_TASK DESCRIPTION_: Locate every line in the material below that has the word "Tabelle". Copy each of those lines.

_INFORMATION GIVEN_:
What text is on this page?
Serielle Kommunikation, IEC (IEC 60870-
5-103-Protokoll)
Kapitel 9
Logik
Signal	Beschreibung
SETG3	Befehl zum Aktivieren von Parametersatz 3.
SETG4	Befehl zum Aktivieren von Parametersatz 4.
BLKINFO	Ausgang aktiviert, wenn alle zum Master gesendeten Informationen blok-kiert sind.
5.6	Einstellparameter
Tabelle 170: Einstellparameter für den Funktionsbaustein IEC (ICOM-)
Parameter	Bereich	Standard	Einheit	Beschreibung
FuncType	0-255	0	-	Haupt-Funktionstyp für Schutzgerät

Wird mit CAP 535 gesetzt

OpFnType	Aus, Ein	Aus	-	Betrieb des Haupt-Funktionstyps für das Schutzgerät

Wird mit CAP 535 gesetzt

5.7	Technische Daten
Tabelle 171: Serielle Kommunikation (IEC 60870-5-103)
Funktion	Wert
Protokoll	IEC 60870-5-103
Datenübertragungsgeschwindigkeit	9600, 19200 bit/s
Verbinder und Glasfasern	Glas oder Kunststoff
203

_RESPONSE FOR THIS EXERCISE_:
Tabelle 170: Einstellparameter für den Funktionsbaustein IEC (ICOM-)
Tabelle 171: Serielle Kommunikation (IEC 60870-5-103)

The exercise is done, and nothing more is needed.